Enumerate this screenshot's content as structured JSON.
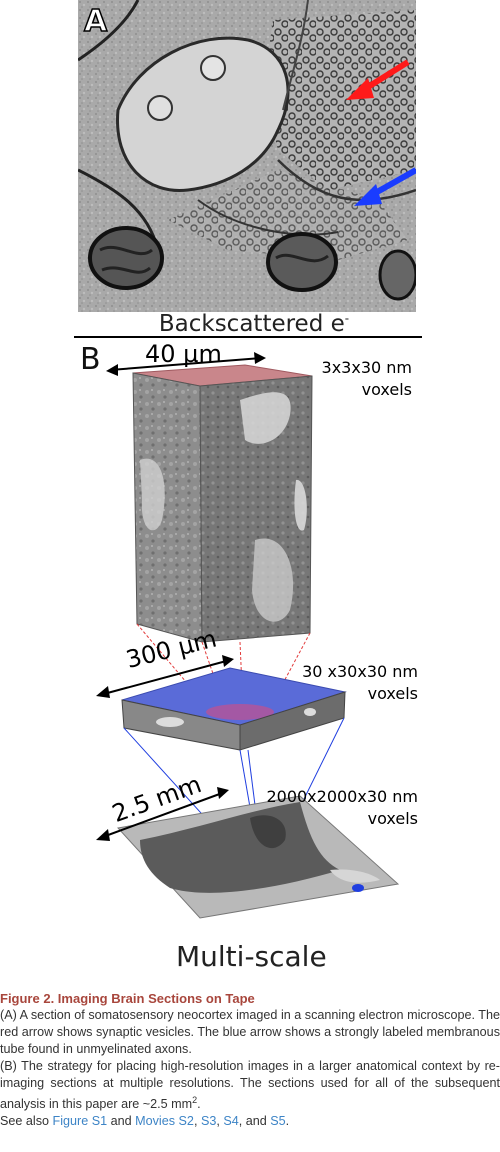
{
  "panel_a": {
    "letter": "A",
    "label_main": "Backscattered e",
    "label_sup": "-"
  },
  "panel_b": {
    "letter": "B",
    "level1": {
      "scale": "40 µm",
      "voxel_line1": "3x3x30 nm",
      "voxel_line2": "voxels"
    },
    "level2": {
      "scale": "300 µm",
      "voxel_line1": "30 x30x30 nm",
      "voxel_line2": "voxels"
    },
    "level3": {
      "scale": "2.5 mm",
      "voxel_line1": "2000x2000x30 nm",
      "voxel_line2": "voxels"
    },
    "bottom_label": "Multi-scale"
  },
  "colors": {
    "title": "#a8463c",
    "link": "#3d84c6",
    "arrow_red": "#ff1a1a",
    "arrow_blue": "#1a3cff"
  },
  "caption": {
    "title": "Figure 2. Imaging Brain Sections on Tape",
    "para_a": "(A) A section of somatosensory neocortex imaged in a scanning electron microscope. The red arrow shows synaptic vesicles. The blue arrow shows a strongly labeled membranous tube found in unmyelinated axons.",
    "para_b_main": "(B) The strategy for placing high-resolution images in a larger anatomical context by re-imaging sections at multiple resolutions. The sections used for all of the subsequent analysis in this paper are ~2.5 mm",
    "para_b_sup": "2",
    "para_b_end": ".",
    "see_also_prefix": "See also ",
    "link1": "Figure S1",
    "and1": " and ",
    "link2": "Movies S2",
    "sep1": ", ",
    "link3": "S3",
    "sep2": ", ",
    "link4": "S4",
    "and2": ", and ",
    "link5": "S5",
    "end": "."
  }
}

=-=-=

Transcribe the full listing above exactly as it stands, minus the pictures.

## Expected answer
Enumerate this screenshot's content as structured JSON.
{
  "panel_a": {
    "letter": "A",
    "label_main": "Backscattered e",
    "label_sup": "-"
  },
  "panel_b": {
    "letter": "B",
    "level1": {
      "scale": "40 µm",
      "voxel_line1": "3x3x30 nm",
      "voxel_line2": "voxels"
    },
    "level2": {
      "scale": "300 µm",
      "voxel_line1": "30 x30x30 nm",
      "voxel_line2": "voxels"
    },
    "level3": {
      "scale": "2.5 mm",
      "voxel_line1": "2000x2000x30 nm",
      "voxel_line2": "voxels"
    },
    "bottom_label": "Multi-scale"
  },
  "colors": {
    "title": "#a8463c",
    "link": "#3d84c6",
    "arrow_red": "#ff1a1a",
    "arrow_blue": "#1a3cff"
  },
  "caption": {
    "title": "Figure 2. Imaging Brain Sections on Tape",
    "para_a": "(A) A section of somatosensory neocortex imaged in a scanning electron microscope. The red arrow shows synaptic vesicles. The blue arrow shows a strongly labeled membranous tube found in unmyelinated axons.",
    "para_b_main": "(B) The strategy for placing high-resolution images in a larger anatomical context by re-imaging sections at multiple resolutions. The sections used for all of the subsequent analysis in this paper are ~2.5 mm",
    "para_b_sup": "2",
    "para_b_end": ".",
    "see_also_prefix": "See also ",
    "link1": "Figure S1",
    "and1": " and ",
    "link2": "Movies S2",
    "sep1": ", ",
    "link3": "S3",
    "sep2": ", ",
    "link4": "S4",
    "and2": ", and ",
    "link5": "S5",
    "end": "."
  }
}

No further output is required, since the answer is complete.